-- Begin Excerpted records --

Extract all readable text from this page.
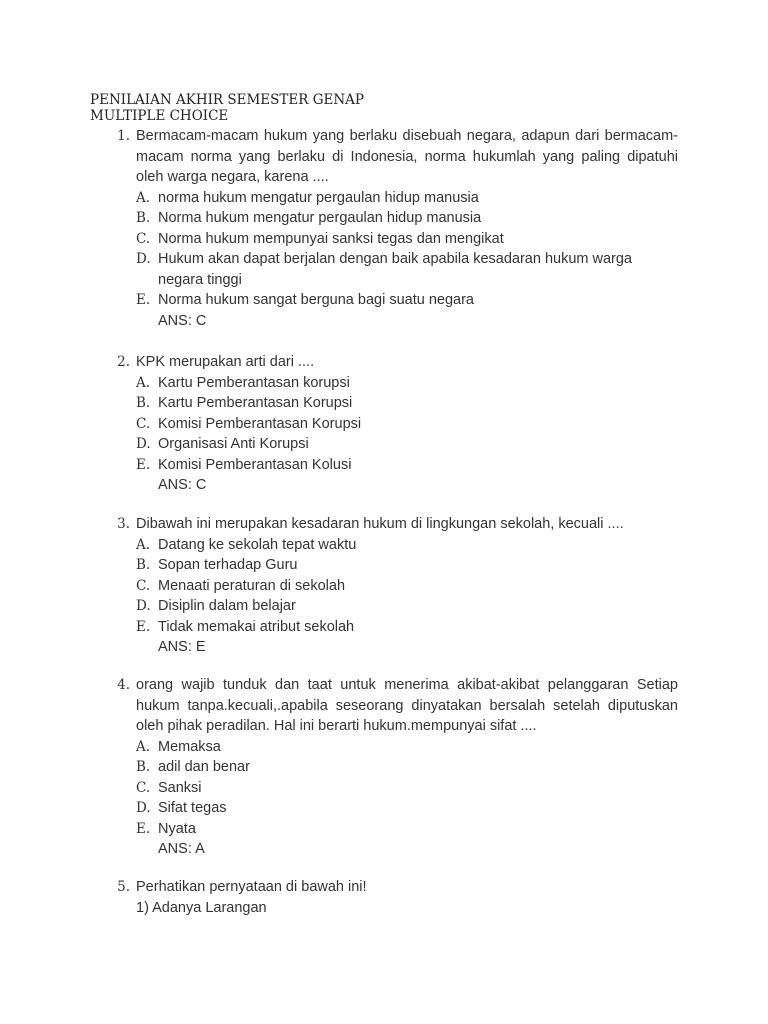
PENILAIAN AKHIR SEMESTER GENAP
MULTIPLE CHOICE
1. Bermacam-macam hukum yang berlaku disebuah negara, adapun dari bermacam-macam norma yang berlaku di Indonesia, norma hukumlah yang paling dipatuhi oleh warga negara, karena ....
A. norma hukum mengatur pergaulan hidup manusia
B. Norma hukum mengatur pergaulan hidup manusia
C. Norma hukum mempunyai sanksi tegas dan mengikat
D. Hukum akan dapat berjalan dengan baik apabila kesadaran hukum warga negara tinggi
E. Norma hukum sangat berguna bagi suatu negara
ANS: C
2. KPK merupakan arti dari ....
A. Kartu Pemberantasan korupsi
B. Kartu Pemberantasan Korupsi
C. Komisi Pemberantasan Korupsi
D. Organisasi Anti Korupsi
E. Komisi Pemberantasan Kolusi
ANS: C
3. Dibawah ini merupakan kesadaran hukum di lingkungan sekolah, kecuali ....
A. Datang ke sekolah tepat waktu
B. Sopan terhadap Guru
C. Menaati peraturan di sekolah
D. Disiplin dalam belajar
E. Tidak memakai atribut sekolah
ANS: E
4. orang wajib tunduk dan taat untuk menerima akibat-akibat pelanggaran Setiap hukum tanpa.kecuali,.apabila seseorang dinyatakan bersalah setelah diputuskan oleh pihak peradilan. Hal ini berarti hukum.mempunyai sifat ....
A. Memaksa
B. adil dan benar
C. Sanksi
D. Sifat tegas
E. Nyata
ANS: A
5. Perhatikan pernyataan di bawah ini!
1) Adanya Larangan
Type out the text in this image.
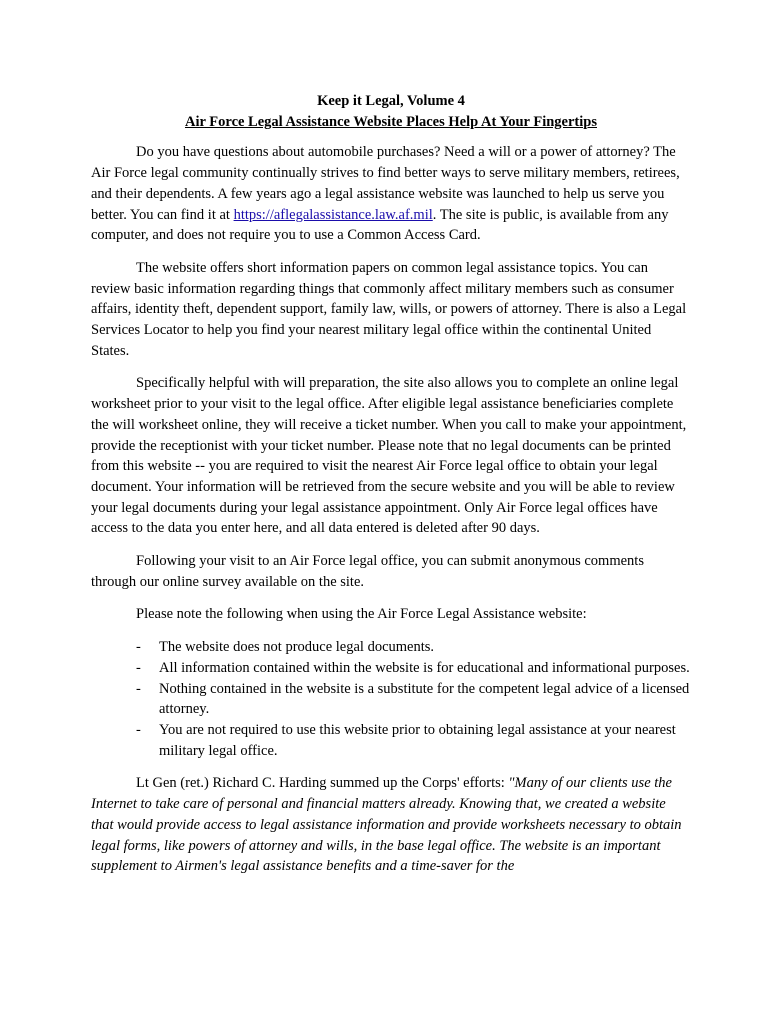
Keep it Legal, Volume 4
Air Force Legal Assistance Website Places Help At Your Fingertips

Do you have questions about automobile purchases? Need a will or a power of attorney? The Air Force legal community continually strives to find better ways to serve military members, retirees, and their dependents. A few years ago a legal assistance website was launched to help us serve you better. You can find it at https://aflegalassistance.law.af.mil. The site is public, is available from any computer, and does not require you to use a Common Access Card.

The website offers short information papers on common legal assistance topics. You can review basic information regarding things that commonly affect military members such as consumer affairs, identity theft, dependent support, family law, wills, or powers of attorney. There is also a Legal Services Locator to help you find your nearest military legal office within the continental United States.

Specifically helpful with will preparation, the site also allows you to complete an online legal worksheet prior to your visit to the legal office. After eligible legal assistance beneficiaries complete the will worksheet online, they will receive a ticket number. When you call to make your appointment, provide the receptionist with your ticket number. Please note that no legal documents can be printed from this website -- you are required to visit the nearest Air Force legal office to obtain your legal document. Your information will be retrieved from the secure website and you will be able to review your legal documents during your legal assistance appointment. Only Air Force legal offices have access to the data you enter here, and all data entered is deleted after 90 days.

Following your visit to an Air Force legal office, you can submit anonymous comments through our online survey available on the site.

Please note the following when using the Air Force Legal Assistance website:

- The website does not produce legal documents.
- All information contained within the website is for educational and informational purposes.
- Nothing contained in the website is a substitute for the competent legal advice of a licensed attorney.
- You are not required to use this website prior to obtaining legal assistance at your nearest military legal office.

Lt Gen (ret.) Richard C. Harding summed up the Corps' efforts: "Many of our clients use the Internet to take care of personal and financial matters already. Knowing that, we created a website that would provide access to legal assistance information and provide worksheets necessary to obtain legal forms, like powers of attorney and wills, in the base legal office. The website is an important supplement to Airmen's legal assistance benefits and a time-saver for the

-- End Excerpted records --
-- Begin Excerpted records --

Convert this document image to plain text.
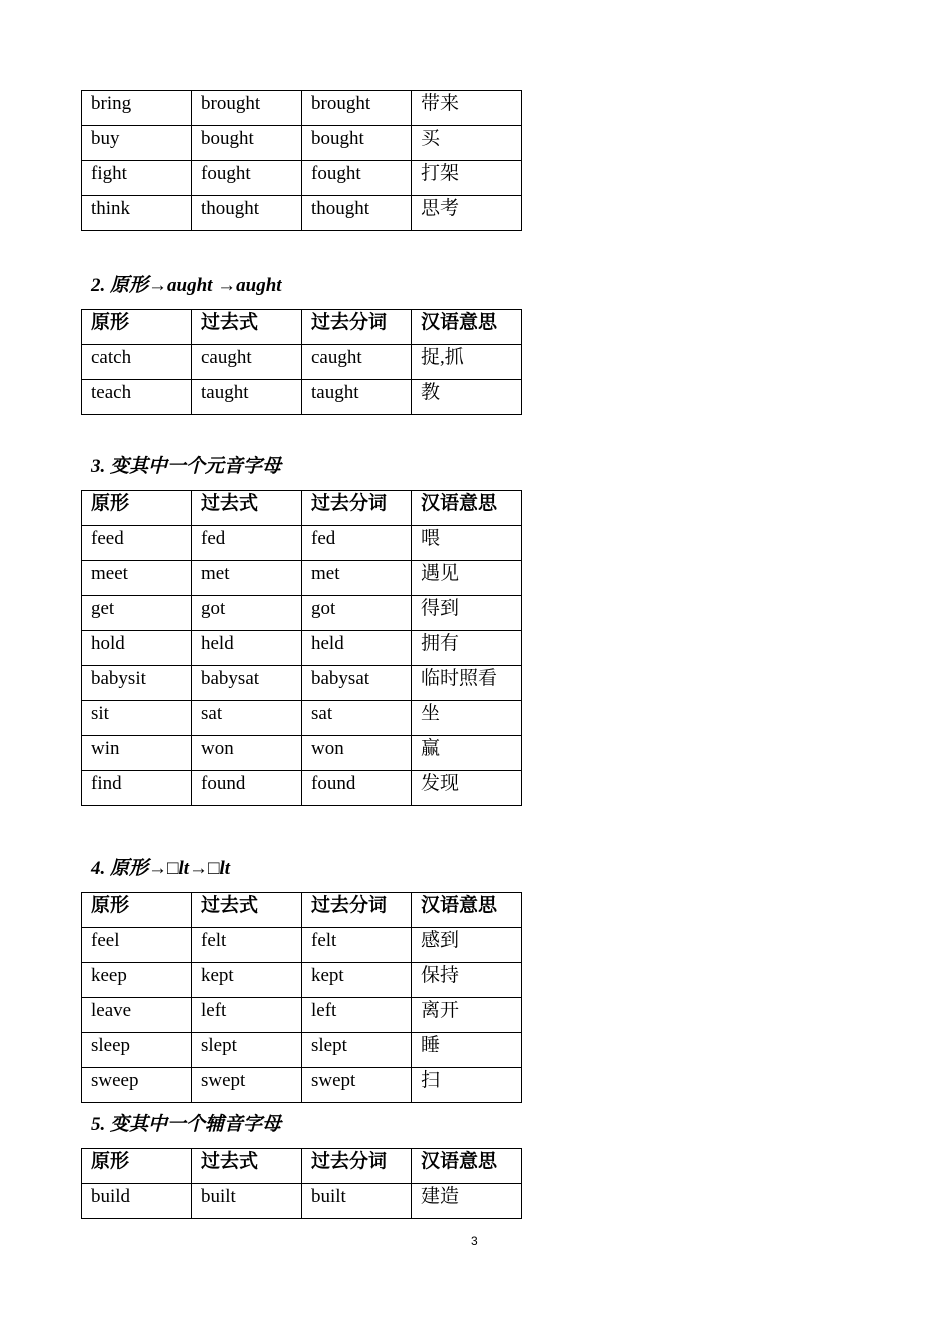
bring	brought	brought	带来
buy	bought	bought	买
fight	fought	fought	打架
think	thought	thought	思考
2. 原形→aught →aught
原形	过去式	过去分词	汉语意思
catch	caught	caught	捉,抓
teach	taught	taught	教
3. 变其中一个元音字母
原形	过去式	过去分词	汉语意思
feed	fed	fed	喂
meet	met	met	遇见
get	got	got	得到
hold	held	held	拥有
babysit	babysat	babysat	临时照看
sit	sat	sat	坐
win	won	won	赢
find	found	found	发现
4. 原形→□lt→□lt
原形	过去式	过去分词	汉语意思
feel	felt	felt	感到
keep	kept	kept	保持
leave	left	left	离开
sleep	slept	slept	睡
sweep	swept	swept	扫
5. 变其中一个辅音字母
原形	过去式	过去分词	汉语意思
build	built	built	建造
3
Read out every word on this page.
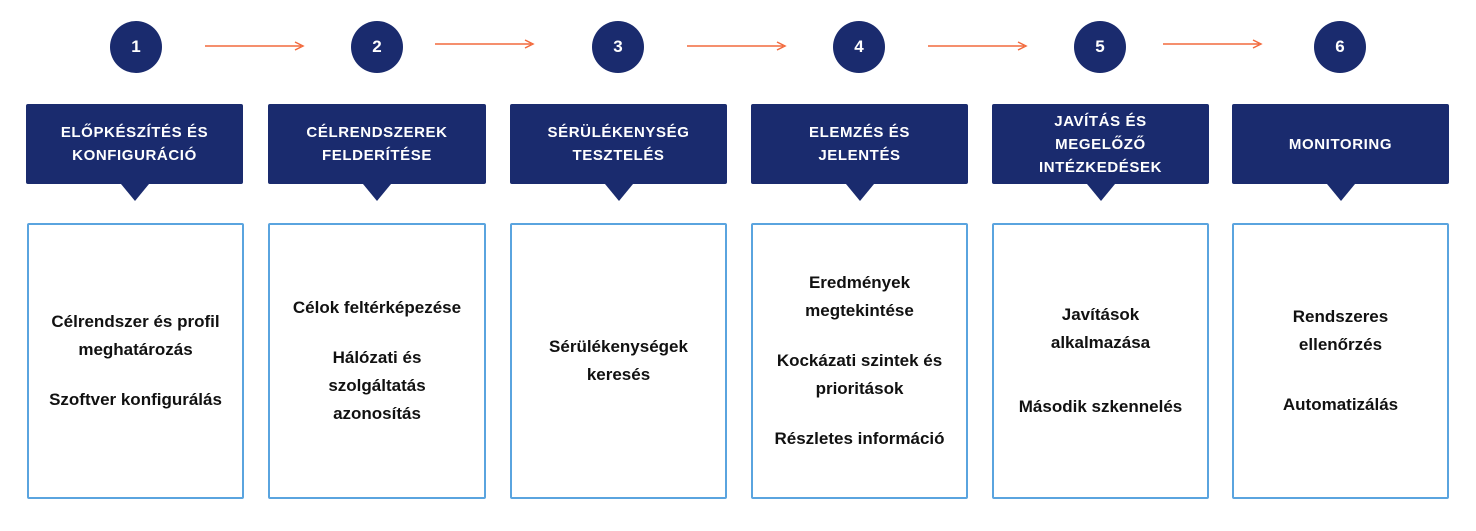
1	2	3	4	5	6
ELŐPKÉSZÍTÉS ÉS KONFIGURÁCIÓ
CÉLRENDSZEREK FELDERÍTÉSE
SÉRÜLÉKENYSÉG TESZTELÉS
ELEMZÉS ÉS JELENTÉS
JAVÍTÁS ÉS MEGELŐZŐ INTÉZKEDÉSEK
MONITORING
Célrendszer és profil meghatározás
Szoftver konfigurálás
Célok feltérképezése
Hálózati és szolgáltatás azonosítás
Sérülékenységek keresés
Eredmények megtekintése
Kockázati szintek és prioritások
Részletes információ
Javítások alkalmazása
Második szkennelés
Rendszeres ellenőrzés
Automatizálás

-- End Excerpted records --

Task instructions »
Locate all lines holding the word "mempunyai", then copy them out.

Expected answer »
C. Norma hukum mempunyai sanksi tegas dan mengikat
4. orang wajib tunduk dan taat untuk menerima akibat-akibat pelanggaran Setiap hukum tanpa.kecuali,.apabila seseorang dinyatakan bersalah setelah diputuskan oleh pihak peradilan. Hal ini berarti hukum.mempunyai sifat ....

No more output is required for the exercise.